§ **DATA TO PROCESS**
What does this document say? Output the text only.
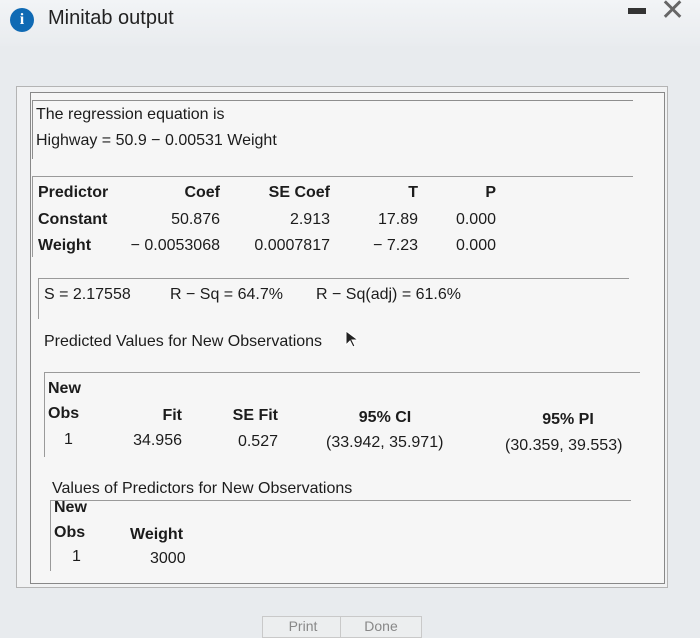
i	Minitab output	✕
The regression equation is
Highway = 50.9 − 0.00531 Weight
Predictor	Coef	SE Coef	T	P
Constant	50.876	2.913	17.89	0.000
Weight	− 0.0053068	0.0007817	− 7.23	0.000
S = 2.17558 R − Sq = 64.7% R − Sq(adj) = 61.6%
Predicted Values for New Observations
New
Obs	Fit	SE Fit	95% CI	95% PI
1	34.956	0.527	(33.942, 35.971)	(30.359, 39.553)
Values of Predictors for New Observations
New
Obs	Weight
1	3000
Print	Done
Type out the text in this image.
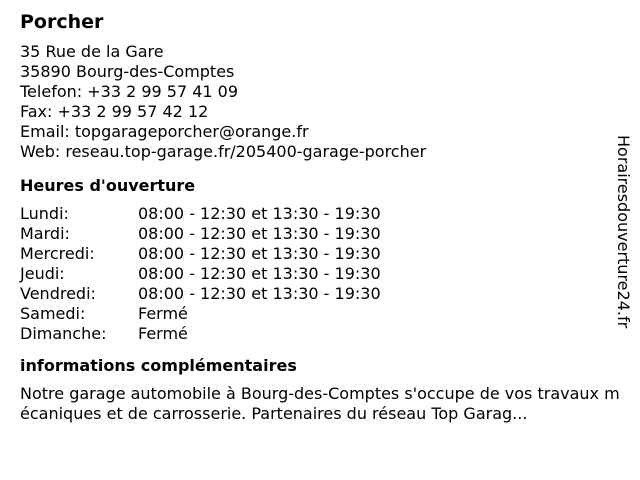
Porcher
35 Rue de la Gare
35890 Bourg-des-Comptes
Telefon: +33 2 99 57 41 09
Fax: +33 2 99 57 42 12
Email: topgarageporcher@orange.fr
Web: reseau.top-garage.fr/205400-garage-porcher
Heures d'ouverture
Lundi:	08:00 - 12:30 et 13:30 - 19:30
Mardi:	08:00 - 12:30 et 13:30 - 19:30
Mercredi:	08:00 - 12:30 et 13:30 - 19:30
Jeudi:	08:00 - 12:30 et 13:30 - 19:30
Vendredi:	08:00 - 12:30 et 13:30 - 19:30
Samedi:	Fermé
Dimanche:	Fermé
informations complémentaires
Notre garage automobile à Bourg-des-Comptes s'occupe de vos travaux mécaniques et de carrosserie. Partenaires du réseau Top Garag...
Horairesdouverture24.fr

§ **JOB**
Take the line that contains "Type out the text in this image." and all lines after it to the end of the material above, and copy them verbatim without any images.

§ **FINAL ANSWER**
Type out the text in this image.
Porcher
35 Rue de la Gare
35890 Bourg-des-Comptes
Telefon: +33 2 99 57 41 09
Fax: +33 2 99 57 42 12
Email: topgarageporcher@orange.fr
Web: reseau.top-garage.fr/205400-garage-porcher
Heures d'ouverture
Lundi:	08:00 - 12:30 et 13:30 - 19:30
Mardi:	08:00 - 12:30 et 13:30 - 19:30
Mercredi:	08:00 - 12:30 et 13:30 - 19:30
Jeudi:	08:00 - 12:30 et 13:30 - 19:30
Vendredi:	08:00 - 12:30 et 13:30 - 19:30
Samedi:	Fermé
Dimanche:	Fermé
informations complémentaires
Notre garage automobile à Bourg-des-Comptes s'occupe de vos travaux mécaniques et de carrosserie. Partenaires du réseau Top Garag...
Horairesdouverture24.fr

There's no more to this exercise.